Selected passage:
As she officially opened Fakuma 2023 on Oct. 17, Bettina Schall, managing director of organizer P.E. Schall GmbH & Co. KG, stressed that contacts made at Fakuma lead to fruitful, long-term relationships.
She maintained this still holds true even as the German plastics industry faces a multitude of challenges such as high inflation, competition from low-wage economies and a severe shortage of trained professional staff, which all need to be solved simultaneously.
Nevertheless, she stated: "It will be shown at Fakuma that plastics are indispensable."
Project manager Annemarie Schur revealed that the 2023 show attracted 1,636 exhibitors, 44 percent of them from outside Germany. The number this year includes 16 companies with small booths in a new startup area.
Italy is the main foreign country from which exhibitors attend, with 134 companies present. China comes second (120), followed by Switzerland (79), Austria (70), Turkey (58) and France (55).
The so-called DACH countries of Germany, Austria and Switzerland have traditionally provided the largest number of exhibitors, but this has changed with China overtaking Switzerland and Austria in the ranking.
Further down the list, Portugal has 29 exhibitors, a significant number for a small country but with a large number of mold makers. The list continues downward with the Netherlands (26), Poland (17), Belgium (14), Czech Republic (11), United States (nine), Sweden (nine) and Japan (five).

Material shown:
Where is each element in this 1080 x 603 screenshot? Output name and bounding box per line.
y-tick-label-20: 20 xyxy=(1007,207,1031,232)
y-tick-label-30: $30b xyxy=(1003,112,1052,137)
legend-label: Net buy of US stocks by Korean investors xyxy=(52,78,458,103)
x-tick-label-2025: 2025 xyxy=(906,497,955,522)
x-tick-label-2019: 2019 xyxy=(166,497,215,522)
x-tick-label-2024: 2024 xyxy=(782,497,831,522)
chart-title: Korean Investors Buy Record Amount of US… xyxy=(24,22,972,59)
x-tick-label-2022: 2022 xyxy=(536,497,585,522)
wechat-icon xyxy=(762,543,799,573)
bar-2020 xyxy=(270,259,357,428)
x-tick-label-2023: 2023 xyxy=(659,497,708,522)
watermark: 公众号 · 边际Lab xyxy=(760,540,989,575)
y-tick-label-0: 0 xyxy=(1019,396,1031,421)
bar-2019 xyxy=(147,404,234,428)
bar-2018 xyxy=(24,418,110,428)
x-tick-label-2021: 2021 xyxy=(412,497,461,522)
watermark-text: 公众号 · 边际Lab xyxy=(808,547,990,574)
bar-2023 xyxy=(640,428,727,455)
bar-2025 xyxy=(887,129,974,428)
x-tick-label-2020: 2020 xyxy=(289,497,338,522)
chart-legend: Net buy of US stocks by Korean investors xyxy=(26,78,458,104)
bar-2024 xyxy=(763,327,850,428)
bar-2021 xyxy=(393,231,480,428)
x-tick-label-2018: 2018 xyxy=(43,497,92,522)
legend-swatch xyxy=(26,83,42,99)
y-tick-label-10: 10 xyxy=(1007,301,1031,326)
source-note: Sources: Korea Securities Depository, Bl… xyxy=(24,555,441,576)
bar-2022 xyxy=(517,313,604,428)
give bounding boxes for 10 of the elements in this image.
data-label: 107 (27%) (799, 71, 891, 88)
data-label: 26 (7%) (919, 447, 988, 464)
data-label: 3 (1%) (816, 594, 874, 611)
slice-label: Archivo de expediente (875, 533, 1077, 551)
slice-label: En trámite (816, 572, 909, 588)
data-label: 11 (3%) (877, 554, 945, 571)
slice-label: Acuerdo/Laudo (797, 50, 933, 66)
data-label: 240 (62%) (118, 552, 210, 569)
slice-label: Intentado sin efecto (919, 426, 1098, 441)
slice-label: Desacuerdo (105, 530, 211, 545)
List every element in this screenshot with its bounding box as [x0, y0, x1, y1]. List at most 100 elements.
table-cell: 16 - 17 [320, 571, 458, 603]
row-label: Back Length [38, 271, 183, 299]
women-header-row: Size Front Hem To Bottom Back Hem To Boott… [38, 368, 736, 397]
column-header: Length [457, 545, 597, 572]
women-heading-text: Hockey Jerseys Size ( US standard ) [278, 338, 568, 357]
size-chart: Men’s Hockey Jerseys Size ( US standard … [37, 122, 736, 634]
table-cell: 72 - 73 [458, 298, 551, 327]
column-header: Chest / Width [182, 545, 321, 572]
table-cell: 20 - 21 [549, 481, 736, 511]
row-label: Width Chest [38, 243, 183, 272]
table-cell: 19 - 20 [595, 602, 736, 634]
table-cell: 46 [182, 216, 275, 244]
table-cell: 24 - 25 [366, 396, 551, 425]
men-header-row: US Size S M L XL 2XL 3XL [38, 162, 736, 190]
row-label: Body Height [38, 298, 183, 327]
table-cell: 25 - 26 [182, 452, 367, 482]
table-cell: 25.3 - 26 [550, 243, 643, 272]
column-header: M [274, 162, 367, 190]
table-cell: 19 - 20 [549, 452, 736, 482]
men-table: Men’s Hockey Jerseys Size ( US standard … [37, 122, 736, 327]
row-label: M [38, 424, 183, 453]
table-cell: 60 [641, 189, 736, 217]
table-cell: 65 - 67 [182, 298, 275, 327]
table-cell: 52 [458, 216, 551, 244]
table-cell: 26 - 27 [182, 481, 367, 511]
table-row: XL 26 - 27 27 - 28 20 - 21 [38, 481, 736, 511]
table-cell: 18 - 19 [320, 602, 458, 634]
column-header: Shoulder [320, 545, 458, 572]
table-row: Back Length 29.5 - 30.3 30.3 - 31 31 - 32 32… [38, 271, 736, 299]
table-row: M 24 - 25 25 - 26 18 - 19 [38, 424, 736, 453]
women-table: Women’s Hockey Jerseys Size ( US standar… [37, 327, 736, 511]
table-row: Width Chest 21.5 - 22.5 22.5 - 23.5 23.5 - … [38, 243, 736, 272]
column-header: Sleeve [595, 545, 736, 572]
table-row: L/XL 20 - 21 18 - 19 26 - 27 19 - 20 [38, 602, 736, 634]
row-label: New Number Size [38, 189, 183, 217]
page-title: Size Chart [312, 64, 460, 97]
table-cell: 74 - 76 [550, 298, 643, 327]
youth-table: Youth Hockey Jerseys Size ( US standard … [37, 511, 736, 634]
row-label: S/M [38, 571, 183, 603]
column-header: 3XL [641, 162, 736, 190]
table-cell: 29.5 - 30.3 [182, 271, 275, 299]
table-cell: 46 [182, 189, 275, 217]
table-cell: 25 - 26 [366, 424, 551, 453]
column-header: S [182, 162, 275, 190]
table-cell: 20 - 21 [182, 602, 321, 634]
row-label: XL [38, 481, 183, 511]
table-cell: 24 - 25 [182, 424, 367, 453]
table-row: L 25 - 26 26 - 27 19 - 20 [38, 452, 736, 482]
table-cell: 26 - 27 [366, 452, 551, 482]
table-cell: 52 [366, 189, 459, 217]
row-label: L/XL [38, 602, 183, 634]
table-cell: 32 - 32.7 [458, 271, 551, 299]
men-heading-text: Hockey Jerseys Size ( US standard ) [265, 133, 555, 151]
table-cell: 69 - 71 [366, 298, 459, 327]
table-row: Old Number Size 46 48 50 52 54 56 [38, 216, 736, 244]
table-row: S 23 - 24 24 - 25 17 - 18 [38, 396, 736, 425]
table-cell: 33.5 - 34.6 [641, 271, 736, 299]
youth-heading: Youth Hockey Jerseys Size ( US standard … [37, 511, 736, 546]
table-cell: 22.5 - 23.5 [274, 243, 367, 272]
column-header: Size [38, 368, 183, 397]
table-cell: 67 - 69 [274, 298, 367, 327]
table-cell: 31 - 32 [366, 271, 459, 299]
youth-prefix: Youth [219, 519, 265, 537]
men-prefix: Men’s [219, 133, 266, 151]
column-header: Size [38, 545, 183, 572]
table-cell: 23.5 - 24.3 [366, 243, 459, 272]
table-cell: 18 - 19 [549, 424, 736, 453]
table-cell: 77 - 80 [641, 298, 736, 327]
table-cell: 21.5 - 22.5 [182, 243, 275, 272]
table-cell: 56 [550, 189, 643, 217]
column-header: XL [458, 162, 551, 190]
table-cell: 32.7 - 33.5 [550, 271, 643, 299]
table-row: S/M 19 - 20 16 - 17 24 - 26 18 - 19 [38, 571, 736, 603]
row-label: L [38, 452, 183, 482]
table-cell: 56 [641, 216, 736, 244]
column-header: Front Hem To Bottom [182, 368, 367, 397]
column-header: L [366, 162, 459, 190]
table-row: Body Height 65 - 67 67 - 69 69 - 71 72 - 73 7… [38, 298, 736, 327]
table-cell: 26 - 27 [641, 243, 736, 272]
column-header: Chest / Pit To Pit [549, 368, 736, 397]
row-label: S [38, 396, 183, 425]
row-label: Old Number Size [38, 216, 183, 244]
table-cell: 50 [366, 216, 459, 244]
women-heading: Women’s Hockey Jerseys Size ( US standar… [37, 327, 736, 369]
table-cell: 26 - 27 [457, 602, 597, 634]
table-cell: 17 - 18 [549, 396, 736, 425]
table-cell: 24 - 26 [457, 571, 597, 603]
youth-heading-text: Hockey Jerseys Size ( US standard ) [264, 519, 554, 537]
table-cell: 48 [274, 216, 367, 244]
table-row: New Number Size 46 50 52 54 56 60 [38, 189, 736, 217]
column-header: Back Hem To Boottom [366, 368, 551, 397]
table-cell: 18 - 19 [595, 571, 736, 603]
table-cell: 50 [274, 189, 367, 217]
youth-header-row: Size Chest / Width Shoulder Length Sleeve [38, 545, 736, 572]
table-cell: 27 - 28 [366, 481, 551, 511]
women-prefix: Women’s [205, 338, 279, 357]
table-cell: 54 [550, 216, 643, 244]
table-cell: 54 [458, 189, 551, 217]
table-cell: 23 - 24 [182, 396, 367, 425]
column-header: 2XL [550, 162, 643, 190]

The problem: In the Fakuma 2023 article, how many exhibitors did the 2023 show attract?

Result for this task: 1,636 exhibitors